Return the records that follow unaltered. Omit every picture.

────

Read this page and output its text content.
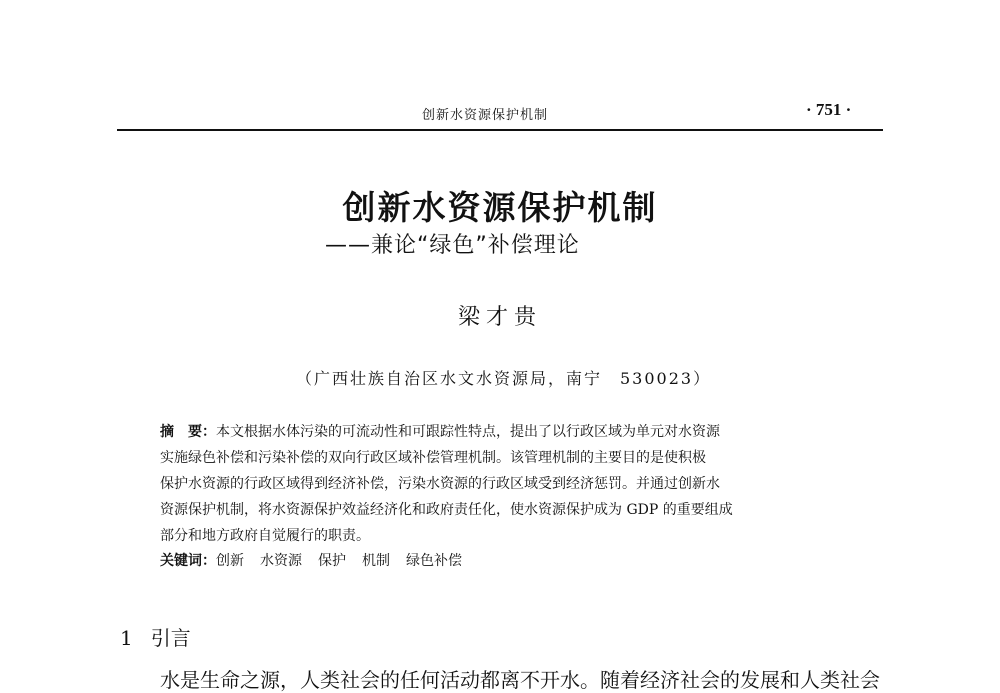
创新水资源保护机制	· 751 ·
创新水资源保护机制
——兼论“绿色”补偿理论
梁才贵
（广西壮族自治区水文水资源局，南宁　530023）
摘　要：本文根据水体污染的可流动性和可跟踪性特点，提出了以行政区域为单元对水资源
实施绿色补偿和污染补偿的双向行政区域补偿管理机制。该管理机制的主要目的是使积极
保护水资源的行政区域得到经济补偿，污染水资源的行政区域受到经济惩罚。并通过创新水
资源保护机制，将水资源保护效益经济化和政府责任化，使水资源保护成为 GDP 的重要组成
部分和地方政府自觉履行的职责。
关键词：创新 水资源 保护 机制 绿色补偿
1 引言
水是生命之源，人类社会的任何活动都离不开水。随着经济社会的发展和人类社会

────

**Result of this task**
Read this page and output its text content.
创新水资源保护机制	· 751 ·
创新水资源保护机制
——兼论“绿色”补偿理论
梁才贵
（广西壮族自治区水文水资源局，南宁　530023）
摘　要：本文根据水体污染的可流动性和可跟踪性特点，提出了以行政区域为单元对水资源
实施绿色补偿和污染补偿的双向行政区域补偿管理机制。该管理机制的主要目的是使积极
保护水资源的行政区域得到经济补偿，污染水资源的行政区域受到经济惩罚。并通过创新水
资源保护机制，将水资源保护效益经济化和政府责任化，使水资源保护成为 GDP 的重要组成
部分和地方政府自觉履行的职责。
关键词：创新 水资源 保护 机制 绿色补偿
1 引言
水是生命之源，人类社会的任何活动都离不开水。随着经济社会的发展和人类社会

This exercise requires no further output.